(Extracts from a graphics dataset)
·····
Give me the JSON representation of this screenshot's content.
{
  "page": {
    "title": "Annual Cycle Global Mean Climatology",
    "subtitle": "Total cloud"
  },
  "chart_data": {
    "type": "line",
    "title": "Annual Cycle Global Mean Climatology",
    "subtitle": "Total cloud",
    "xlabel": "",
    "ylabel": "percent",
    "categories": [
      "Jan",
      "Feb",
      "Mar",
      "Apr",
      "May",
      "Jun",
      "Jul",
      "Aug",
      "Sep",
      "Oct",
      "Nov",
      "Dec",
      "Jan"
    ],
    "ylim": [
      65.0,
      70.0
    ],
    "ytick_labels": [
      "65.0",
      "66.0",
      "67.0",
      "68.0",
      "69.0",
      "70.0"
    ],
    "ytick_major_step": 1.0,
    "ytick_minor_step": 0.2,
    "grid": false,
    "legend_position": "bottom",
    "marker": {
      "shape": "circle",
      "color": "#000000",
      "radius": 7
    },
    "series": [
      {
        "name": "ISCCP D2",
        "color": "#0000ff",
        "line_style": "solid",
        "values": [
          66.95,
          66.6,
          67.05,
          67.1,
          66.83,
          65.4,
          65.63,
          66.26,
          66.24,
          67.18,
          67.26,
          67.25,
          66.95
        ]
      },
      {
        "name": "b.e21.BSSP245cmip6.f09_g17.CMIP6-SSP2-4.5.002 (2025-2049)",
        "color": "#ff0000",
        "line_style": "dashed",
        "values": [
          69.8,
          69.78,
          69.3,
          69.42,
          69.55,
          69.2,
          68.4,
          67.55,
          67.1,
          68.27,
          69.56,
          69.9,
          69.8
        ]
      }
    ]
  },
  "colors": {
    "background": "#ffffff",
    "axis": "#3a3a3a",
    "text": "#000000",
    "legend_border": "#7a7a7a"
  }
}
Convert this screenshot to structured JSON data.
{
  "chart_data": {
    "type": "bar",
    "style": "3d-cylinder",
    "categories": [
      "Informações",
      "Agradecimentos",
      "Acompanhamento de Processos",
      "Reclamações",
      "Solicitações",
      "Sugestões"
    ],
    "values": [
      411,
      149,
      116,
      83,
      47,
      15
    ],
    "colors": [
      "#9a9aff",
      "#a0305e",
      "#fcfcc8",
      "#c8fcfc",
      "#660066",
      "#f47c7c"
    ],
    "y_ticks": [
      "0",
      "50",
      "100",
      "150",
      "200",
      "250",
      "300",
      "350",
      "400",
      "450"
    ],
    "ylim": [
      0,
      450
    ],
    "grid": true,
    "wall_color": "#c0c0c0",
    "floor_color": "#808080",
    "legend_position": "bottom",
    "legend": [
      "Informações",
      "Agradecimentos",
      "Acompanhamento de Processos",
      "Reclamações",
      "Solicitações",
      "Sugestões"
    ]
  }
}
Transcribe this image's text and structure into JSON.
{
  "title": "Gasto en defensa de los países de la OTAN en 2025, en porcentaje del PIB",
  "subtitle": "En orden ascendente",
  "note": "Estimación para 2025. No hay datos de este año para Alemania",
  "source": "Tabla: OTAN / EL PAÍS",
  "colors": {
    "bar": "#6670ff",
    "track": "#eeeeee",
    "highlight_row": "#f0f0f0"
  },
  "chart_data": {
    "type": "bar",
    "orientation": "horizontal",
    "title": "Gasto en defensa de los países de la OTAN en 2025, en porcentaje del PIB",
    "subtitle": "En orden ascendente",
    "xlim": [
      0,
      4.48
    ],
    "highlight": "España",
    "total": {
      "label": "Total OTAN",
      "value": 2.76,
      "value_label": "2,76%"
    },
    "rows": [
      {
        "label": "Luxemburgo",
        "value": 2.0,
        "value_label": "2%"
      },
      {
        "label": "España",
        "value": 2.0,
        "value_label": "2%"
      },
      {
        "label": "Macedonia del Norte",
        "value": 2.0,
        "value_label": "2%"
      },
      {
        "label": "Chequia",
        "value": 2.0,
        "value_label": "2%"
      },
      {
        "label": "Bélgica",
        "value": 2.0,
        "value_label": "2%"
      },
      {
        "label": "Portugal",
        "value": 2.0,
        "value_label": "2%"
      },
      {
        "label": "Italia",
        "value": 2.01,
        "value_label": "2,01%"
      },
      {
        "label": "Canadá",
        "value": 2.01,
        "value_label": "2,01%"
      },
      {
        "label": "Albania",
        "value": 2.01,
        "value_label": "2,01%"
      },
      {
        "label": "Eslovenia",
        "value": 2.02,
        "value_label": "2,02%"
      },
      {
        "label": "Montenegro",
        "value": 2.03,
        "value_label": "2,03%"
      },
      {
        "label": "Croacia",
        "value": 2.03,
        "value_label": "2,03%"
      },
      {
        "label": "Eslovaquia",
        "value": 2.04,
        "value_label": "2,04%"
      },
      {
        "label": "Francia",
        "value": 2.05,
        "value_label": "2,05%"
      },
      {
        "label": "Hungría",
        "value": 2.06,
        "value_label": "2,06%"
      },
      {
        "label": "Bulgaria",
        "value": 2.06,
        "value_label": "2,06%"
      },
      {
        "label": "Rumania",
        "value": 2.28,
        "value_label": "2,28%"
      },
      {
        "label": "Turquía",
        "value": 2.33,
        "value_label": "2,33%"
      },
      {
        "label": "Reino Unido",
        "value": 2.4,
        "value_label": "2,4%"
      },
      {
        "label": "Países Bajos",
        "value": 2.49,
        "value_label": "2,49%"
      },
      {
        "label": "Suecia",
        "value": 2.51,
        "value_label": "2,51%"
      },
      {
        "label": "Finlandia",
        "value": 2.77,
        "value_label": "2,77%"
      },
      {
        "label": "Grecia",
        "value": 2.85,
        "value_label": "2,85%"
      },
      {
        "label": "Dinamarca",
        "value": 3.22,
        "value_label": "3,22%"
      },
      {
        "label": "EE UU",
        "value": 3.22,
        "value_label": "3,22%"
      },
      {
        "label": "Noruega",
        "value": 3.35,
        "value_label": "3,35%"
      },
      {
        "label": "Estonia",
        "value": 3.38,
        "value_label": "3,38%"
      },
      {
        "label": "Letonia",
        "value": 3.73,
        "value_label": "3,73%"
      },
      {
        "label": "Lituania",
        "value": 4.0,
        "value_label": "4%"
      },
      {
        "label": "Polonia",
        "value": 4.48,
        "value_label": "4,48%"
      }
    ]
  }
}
·····
Your goal: Reproduce every entry shown above, precisely as it stands.

Answer:
Give me the JSON representation of this screenshot's content.
{
  "page": {
    "title": "Annual Cycle Global Mean Climatology",
    "subtitle": "Total cloud"
  },
  "chart_data": {
    "type": "line",
    "title": "Annual Cycle Global Mean Climatology",
    "subtitle": "Total cloud",
    "xlabel": "",
    "ylabel": "percent",
    "categories": [
      "Jan",
      "Feb",
      "Mar",
      "Apr",
      "May",
      "Jun",
      "Jul",
      "Aug",
      "Sep",
      "Oct",
      "Nov",
      "Dec",
      "Jan"
    ],
    "ylim": [
      65.0,
      70.0
    ],
    "ytick_labels": [
      "65.0",
      "66.0",
      "67.0",
      "68.0",
      "69.0",
      "70.0"
    ],
    "ytick_major_step": 1.0,
    "ytick_minor_step": 0.2,
    "grid": false,
    "legend_position": "bottom",
    "marker": {
      "shape": "circle",
      "color": "#000000",
      "radius": 7
    },
    "series": [
      {
        "name": "ISCCP D2",
        "color": "#0000ff",
        "line_style": "solid",
        "values": [
          66.95,
          66.6,
          67.05,
          67.1,
          66.83,
          65.4,
          65.63,
          66.26,
          66.24,
          67.18,
          67.26,
          67.25,
          66.95
        ]
      },
      {
        "name": "b.e21.BSSP245cmip6.f09_g17.CMIP6-SSP2-4.5.002 (2025-2049)",
        "color": "#ff0000",
        "line_style": "dashed",
        "values": [
          69.8,
          69.78,
          69.3,
          69.42,
          69.55,
          69.2,
          68.4,
          67.55,
          67.1,
          68.27,
          69.56,
          69.9,
          69.8
        ]
      }
    ]
  },
  "colors": {
    "background": "#ffffff",
    "axis": "#3a3a3a",
    "text": "#000000",
    "legend_border": "#7a7a7a"
  }
}
Convert this screenshot to structured JSON data.
{
  "chart_data": {
    "type": "bar",
    "style": "3d-cylinder",
    "categories": [
      "Informações",
      "Agradecimentos",
      "Acompanhamento de Processos",
      "Reclamações",
      "Solicitações",
      "Sugestões"
    ],
    "values": [
      411,
      149,
      116,
      83,
      47,
      15
    ],
    "colors": [
      "#9a9aff",
      "#a0305e",
      "#fcfcc8",
      "#c8fcfc",
      "#660066",
      "#f47c7c"
    ],
    "y_ticks": [
      "0",
      "50",
      "100",
      "150",
      "200",
      "250",
      "300",
      "350",
      "400",
      "450"
    ],
    "ylim": [
      0,
      450
    ],
    "grid": true,
    "wall_color": "#c0c0c0",
    "floor_color": "#808080",
    "legend_position": "bottom",
    "legend": [
      "Informações",
      "Agradecimentos",
      "Acompanhamento de Processos",
      "Reclamações",
      "Solicitações",
      "Sugestões"
    ]
  }
}
Transcribe this image's text and structure into JSON.
{
  "title": "Gasto en defensa de los países de la OTAN en 2025, en porcentaje del PIB",
  "subtitle": "En orden ascendente",
  "note": "Estimación para 2025. No hay datos de este año para Alemania",
  "source": "Tabla: OTAN / EL PAÍS",
  "colors": {
    "bar": "#6670ff",
    "track": "#eeeeee",
    "highlight_row": "#f0f0f0"
  },
  "chart_data": {
    "type": "bar",
    "orientation": "horizontal",
    "title": "Gasto en defensa de los países de la OTAN en 2025, en porcentaje del PIB",
    "subtitle": "En orden ascendente",
    "xlim": [
      0,
      4.48
    ],
    "highlight": "España",
    "total": {
      "label": "Total OTAN",
      "value": 2.76,
      "value_label": "2,76%"
    },
    "rows": [
      {
        "label": "Luxemburgo",
        "value": 2.0,
        "value_label": "2%"
      },
      {
        "label": "España",
        "value": 2.0,
        "value_label": "2%"
      },
      {
        "label": "Macedonia del Norte",
        "value": 2.0,
        "value_label": "2%"
      },
      {
        "label": "Chequia",
        "value": 2.0,
        "value_label": "2%"
      },
      {
        "label": "Bélgica",
        "value": 2.0,
        "value_label": "2%"
      },
      {
        "label": "Portugal",
        "value": 2.0,
        "value_label": "2%"
      },
      {
        "label": "Italia",
        "value": 2.01,
        "value_label": "2,01%"
      },
      {
        "label": "Canadá",
        "value": 2.01,
        "value_label": "2,01%"
      },
      {
        "label": "Albania",
        "value": 2.01,
        "value_label": "2,01%"
      },
      {
        "label": "Eslovenia",
        "value": 2.02,
        "value_label": "2,02%"
      },
      {
        "label": "Montenegro",
        "value": 2.03,
        "value_label": "2,03%"
      },
      {
        "label": "Croacia",
        "value": 2.03,
        "value_label": "2,03%"
      },
      {
        "label": "Eslovaquia",
        "value": 2.04,
        "value_label": "2,04%"
      },
      {
        "label": "Francia",
        "value": 2.05,
        "value_label": "2,05%"
      },
      {
        "label": "Hungría",
        "value": 2.06,
        "value_label": "2,06%"
      },
      {
        "label": "Bulgaria",
        "value": 2.06,
        "value_label": "2,06%"
      },
      {
        "label": "Rumania",
        "value": 2.28,
        "value_label": "2,28%"
      },
      {
        "label": "Turquía",
        "value": 2.33,
        "value_label": "2,33%"
      },
      {
        "label": "Reino Unido",
        "value": 2.4,
        "value_label": "2,4%"
      },
      {
        "label": "Países Bajos",
        "value": 2.49,
        "value_label": "2,49%"
      },
      {
        "label": "Suecia",
        "value": 2.51,
        "value_label": "2,51%"
      },
      {
        "label": "Finlandia",
        "value": 2.77,
        "value_label": "2,77%"
      },
      {
        "label": "Grecia",
        "value": 2.85,
        "value_label": "2,85%"
      },
      {
        "label": "Dinamarca",
        "value": 3.22,
        "value_label": "3,22%"
      },
      {
        "label": "EE UU",
        "value": 3.22,
        "value_label": "3,22%"
      },
      {
        "label": "Noruega",
        "value": 3.35,
        "value_label": "3,35%"
      },
      {
        "label": "Estonia",
        "value": 3.38,
        "value_label": "3,38%"
      },
      {
        "label": "Letonia",
        "value": 3.73,
        "value_label": "3,73%"
      },
      {
        "label": "Lituania",
        "value": 4.0,
        "value_label": "4%"
      },
      {
        "label": "Polonia",
        "value": 4.48,
        "value_label": "4,48%"
      }
    ]
  }
}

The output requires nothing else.